What you will do => Print all entries precisely as they are written.

Information provided =>
────────────────────

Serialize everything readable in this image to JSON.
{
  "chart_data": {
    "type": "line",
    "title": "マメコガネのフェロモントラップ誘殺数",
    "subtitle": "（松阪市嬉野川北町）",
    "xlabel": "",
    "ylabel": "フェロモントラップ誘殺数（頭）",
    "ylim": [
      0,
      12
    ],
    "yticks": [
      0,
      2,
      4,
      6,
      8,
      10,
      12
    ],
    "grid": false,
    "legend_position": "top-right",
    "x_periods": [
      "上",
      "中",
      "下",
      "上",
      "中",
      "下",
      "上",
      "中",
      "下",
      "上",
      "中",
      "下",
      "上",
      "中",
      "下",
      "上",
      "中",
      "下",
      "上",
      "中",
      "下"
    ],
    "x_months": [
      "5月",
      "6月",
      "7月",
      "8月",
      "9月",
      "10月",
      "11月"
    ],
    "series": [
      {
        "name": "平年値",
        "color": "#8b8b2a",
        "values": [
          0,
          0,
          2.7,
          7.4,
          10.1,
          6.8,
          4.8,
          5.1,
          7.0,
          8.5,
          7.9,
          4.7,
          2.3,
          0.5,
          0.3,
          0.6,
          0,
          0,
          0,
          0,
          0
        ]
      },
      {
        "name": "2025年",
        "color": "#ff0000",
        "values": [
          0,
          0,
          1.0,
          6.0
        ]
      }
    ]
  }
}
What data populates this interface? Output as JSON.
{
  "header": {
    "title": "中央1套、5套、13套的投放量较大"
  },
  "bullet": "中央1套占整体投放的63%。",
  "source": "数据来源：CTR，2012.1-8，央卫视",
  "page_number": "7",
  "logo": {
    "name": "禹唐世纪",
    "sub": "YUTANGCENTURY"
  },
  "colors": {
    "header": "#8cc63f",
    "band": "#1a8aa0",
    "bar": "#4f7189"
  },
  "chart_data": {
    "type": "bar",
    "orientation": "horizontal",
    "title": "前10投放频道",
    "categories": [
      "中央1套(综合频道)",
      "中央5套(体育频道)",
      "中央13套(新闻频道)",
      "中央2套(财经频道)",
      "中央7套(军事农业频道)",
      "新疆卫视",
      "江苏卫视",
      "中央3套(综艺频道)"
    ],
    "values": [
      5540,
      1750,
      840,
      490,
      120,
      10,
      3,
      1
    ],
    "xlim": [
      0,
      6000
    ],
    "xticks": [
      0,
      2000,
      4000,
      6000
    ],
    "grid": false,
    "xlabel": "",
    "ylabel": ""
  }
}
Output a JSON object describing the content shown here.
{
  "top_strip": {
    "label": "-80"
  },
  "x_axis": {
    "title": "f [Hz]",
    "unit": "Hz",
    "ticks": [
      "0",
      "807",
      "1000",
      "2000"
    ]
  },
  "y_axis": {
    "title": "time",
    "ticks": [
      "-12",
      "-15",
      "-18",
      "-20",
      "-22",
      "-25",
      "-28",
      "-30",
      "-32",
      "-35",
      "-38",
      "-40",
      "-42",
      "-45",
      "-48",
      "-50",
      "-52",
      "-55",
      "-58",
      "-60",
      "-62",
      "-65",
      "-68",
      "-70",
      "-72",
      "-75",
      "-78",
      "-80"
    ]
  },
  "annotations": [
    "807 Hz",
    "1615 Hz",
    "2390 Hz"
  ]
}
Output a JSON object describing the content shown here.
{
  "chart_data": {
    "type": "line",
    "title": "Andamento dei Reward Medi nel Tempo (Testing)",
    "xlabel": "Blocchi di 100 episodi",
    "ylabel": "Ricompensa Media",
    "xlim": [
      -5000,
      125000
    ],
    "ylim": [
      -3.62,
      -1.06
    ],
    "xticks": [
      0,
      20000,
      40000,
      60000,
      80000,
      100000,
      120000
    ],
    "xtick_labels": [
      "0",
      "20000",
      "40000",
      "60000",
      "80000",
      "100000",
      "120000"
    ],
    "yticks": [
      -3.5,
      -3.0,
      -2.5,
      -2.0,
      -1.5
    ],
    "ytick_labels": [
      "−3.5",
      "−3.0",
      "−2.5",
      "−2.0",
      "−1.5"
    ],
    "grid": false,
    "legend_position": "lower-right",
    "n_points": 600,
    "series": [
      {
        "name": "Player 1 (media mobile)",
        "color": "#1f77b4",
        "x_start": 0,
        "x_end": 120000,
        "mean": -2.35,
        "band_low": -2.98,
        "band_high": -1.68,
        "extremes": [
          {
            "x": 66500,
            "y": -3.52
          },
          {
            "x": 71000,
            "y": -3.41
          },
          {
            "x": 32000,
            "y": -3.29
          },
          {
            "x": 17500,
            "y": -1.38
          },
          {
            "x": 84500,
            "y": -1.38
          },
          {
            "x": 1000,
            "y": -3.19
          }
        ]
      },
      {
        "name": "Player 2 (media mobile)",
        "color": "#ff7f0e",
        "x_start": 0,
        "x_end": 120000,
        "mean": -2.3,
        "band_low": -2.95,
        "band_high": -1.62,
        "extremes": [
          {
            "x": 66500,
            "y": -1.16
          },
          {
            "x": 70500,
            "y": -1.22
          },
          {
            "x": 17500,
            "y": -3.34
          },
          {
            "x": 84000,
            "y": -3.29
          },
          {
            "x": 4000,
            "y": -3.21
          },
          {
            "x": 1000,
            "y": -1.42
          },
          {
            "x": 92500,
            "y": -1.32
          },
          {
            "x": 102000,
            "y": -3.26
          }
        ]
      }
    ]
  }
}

────────────────────

Answer to this task =>
Serialize everything readable in this image to JSON.
{
  "chart_data": {
    "type": "line",
    "title": "マメコガネのフェロモントラップ誘殺数",
    "subtitle": "（松阪市嬉野川北町）",
    "xlabel": "",
    "ylabel": "フェロモントラップ誘殺数（頭）",
    "ylim": [
      0,
      12
    ],
    "yticks": [
      0,
      2,
      4,
      6,
      8,
      10,
      12
    ],
    "grid": false,
    "legend_position": "top-right",
    "x_periods": [
      "上",
      "中",
      "下",
      "上",
      "中",
      "下",
      "上",
      "中",
      "下",
      "上",
      "中",
      "下",
      "上",
      "中",
      "下",
      "上",
      "中",
      "下",
      "上",
      "中",
      "下"
    ],
    "x_months": [
      "5月",
      "6月",
      "7月",
      "8月",
      "9月",
      "10月",
      "11月"
    ],
    "series": [
      {
        "name": "平年値",
        "color": "#8b8b2a",
        "values": [
          0,
          0,
          2.7,
          7.4,
          10.1,
          6.8,
          4.8,
          5.1,
          7.0,
          8.5,
          7.9,
          4.7,
          2.3,
          0.5,
          0.3,
          0.6,
          0,
          0,
          0,
          0,
          0
        ]
      },
      {
        "name": "2025年",
        "color": "#ff0000",
        "values": [
          0,
          0,
          1.0,
          6.0
        ]
      }
    ]
  }
}
What data populates this interface? Output as JSON.
{
  "header": {
    "title": "中央1套、5套、13套的投放量较大"
  },
  "bullet": "中央1套占整体投放的63%。",
  "source": "数据来源：CTR，2012.1-8，央卫视",
  "page_number": "7",
  "logo": {
    "name": "禹唐世纪",
    "sub": "YUTANGCENTURY"
  },
  "colors": {
    "header": "#8cc63f",
    "band": "#1a8aa0",
    "bar": "#4f7189"
  },
  "chart_data": {
    "type": "bar",
    "orientation": "horizontal",
    "title": "前10投放频道",
    "categories": [
      "中央1套(综合频道)",
      "中央5套(体育频道)",
      "中央13套(新闻频道)",
      "中央2套(财经频道)",
      "中央7套(军事农业频道)",
      "新疆卫视",
      "江苏卫视",
      "中央3套(综艺频道)"
    ],
    "values": [
      5540,
      1750,
      840,
      490,
      120,
      10,
      3,
      1
    ],
    "xlim": [
      0,
      6000
    ],
    "xticks": [
      0,
      2000,
      4000,
      6000
    ],
    "grid": false,
    "xlabel": "",
    "ylabel": ""
  }
}
Output a JSON object describing the content shown here.
{
  "top_strip": {
    "label": "-80"
  },
  "x_axis": {
    "title": "f [Hz]",
    "unit": "Hz",
    "ticks": [
      "0",
      "807",
      "1000",
      "2000"
    ]
  },
  "y_axis": {
    "title": "time",
    "ticks": [
      "-12",
      "-15",
      "-18",
      "-20",
      "-22",
      "-25",
      "-28",
      "-30",
      "-32",
      "-35",
      "-38",
      "-40",
      "-42",
      "-45",
      "-48",
      "-50",
      "-52",
      "-55",
      "-58",
      "-60",
      "-62",
      "-65",
      "-68",
      "-70",
      "-72",
      "-75",
      "-78",
      "-80"
    ]
  },
  "annotations": [
    "807 Hz",
    "1615 Hz",
    "2390 Hz"
  ]
}
Output a JSON object describing the content shown here.
{
  "chart_data": {
    "type": "line",
    "title": "Andamento dei Reward Medi nel Tempo (Testing)",
    "xlabel": "Blocchi di 100 episodi",
    "ylabel": "Ricompensa Media",
    "xlim": [
      -5000,
      125000
    ],
    "ylim": [
      -3.62,
      -1.06
    ],
    "xticks": [
      0,
      20000,
      40000,
      60000,
      80000,
      100000,
      120000
    ],
    "xtick_labels": [
      "0",
      "20000",
      "40000",
      "60000",
      "80000",
      "100000",
      "120000"
    ],
    "yticks": [
      -3.5,
      -3.0,
      -2.5,
      -2.0,
      -1.5
    ],
    "ytick_labels": [
      "−3.5",
      "−3.0",
      "−2.5",
      "−2.0",
      "−1.5"
    ],
    "grid": false,
    "legend_position": "lower-right",
    "n_points": 600,
    "series": [
      {
        "name": "Player 1 (media mobile)",
        "color": "#1f77b4",
        "x_start": 0,
        "x_end": 120000,
        "mean": -2.35,
        "band_low": -2.98,
        "band_high": -1.68,
        "extremes": [
          {
            "x": 66500,
            "y": -3.52
          },
          {
            "x": 71000,
            "y": -3.41
          },
          {
            "x": 32000,
            "y": -3.29
          },
          {
            "x": 17500,
            "y": -1.38
          },
          {
            "x": 84500,
            "y": -1.38
          },
          {
            "x": 1000,
            "y": -3.19
          }
        ]
      },
      {
        "name": "Player 2 (media mobile)",
        "color": "#ff7f0e",
        "x_start": 0,
        "x_end": 120000,
        "mean": -2.3,
        "band_low": -2.95,
        "band_high": -1.62,
        "extremes": [
          {
            "x": 66500,
            "y": -1.16
          },
          {
            "x": 70500,
            "y": -1.22
          },
          {
            "x": 17500,
            "y": -3.34
          },
          {
            "x": 84000,
            "y": -3.29
          },
          {
            "x": 4000,
            "y": -3.21
          },
          {
            "x": 1000,
            "y": -1.42
          },
          {
            "x": 92500,
            "y": -1.32
          },
          {
            "x": 102000,
            "y": -3.26
          }
        ]
      }
    ]
  }
}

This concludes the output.